═════ PROVIDED INFORMATION ═════
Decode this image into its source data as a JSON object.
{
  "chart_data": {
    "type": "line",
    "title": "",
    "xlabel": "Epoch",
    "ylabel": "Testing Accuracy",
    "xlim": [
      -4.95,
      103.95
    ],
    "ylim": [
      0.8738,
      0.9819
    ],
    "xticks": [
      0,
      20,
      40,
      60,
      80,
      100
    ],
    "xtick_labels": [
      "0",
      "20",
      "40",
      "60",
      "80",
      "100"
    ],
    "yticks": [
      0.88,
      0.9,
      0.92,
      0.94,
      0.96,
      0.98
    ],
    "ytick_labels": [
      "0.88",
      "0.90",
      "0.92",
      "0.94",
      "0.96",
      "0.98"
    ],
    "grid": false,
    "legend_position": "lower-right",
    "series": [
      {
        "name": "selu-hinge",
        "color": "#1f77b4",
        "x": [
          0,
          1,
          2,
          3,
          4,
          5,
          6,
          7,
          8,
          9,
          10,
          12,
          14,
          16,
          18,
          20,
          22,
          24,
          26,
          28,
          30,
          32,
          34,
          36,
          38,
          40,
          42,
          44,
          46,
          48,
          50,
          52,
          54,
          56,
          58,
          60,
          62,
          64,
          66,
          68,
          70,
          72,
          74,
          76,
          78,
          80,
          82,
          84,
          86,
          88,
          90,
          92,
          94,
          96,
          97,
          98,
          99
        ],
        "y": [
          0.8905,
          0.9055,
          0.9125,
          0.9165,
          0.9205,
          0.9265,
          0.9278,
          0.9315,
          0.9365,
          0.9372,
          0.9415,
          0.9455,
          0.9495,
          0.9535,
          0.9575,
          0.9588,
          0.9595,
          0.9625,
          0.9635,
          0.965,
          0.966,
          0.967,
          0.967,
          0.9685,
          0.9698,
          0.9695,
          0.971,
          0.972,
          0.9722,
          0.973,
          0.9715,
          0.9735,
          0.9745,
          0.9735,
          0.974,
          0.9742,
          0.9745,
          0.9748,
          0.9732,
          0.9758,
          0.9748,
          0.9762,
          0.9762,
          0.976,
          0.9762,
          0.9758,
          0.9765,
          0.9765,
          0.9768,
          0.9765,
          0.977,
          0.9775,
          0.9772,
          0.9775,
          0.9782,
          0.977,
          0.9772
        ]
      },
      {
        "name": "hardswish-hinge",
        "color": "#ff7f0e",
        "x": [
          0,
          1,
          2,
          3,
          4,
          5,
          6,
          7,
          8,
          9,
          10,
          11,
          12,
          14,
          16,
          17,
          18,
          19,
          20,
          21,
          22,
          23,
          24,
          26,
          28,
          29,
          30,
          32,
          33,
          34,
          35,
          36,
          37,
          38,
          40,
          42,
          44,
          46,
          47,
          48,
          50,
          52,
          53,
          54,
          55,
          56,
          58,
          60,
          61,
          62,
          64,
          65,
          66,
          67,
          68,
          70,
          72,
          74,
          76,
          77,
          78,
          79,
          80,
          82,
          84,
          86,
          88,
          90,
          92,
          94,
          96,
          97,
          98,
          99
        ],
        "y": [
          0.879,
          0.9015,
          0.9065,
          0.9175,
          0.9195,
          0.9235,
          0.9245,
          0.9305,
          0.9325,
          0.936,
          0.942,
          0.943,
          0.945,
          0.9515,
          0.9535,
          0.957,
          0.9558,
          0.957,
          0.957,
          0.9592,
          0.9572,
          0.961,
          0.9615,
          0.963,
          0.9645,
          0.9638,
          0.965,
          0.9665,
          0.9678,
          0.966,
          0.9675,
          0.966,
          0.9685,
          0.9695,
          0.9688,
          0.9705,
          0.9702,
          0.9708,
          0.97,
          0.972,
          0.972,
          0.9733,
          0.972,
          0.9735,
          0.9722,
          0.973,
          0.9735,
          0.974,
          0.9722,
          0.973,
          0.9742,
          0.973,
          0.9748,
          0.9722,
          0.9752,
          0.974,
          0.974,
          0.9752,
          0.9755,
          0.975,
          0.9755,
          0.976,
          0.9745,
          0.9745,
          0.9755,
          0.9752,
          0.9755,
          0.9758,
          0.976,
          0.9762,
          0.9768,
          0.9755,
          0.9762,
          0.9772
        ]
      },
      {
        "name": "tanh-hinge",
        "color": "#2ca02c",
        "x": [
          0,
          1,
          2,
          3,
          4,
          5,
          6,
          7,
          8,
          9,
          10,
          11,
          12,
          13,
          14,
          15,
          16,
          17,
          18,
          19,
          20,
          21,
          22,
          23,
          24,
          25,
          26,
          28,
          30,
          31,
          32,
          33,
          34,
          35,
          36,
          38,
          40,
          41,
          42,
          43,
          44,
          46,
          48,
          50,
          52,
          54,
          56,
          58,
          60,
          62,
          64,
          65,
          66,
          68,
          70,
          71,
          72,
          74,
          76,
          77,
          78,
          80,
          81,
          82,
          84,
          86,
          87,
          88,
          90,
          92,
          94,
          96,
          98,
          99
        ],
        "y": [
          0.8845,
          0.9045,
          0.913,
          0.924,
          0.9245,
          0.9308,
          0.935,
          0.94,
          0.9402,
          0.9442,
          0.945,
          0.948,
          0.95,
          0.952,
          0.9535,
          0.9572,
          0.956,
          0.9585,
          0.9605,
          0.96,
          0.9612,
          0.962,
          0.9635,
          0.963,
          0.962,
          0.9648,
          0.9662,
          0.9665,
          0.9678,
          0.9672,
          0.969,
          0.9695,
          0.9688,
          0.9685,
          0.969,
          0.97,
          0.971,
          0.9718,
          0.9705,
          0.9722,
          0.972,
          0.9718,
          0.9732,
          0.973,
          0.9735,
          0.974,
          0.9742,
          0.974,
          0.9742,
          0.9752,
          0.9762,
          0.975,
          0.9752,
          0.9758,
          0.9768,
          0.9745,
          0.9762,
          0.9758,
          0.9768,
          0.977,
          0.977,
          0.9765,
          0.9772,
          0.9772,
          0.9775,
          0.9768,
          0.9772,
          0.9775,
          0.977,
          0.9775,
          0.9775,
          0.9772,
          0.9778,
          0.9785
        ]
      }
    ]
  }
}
═════
INSTRUCTION:
Where a line above contains the word "name", copy that line.

REPLY:
        "name": "selu-hinge",
        "name": "hardswish-hinge",
        "name": "tanh-hinge",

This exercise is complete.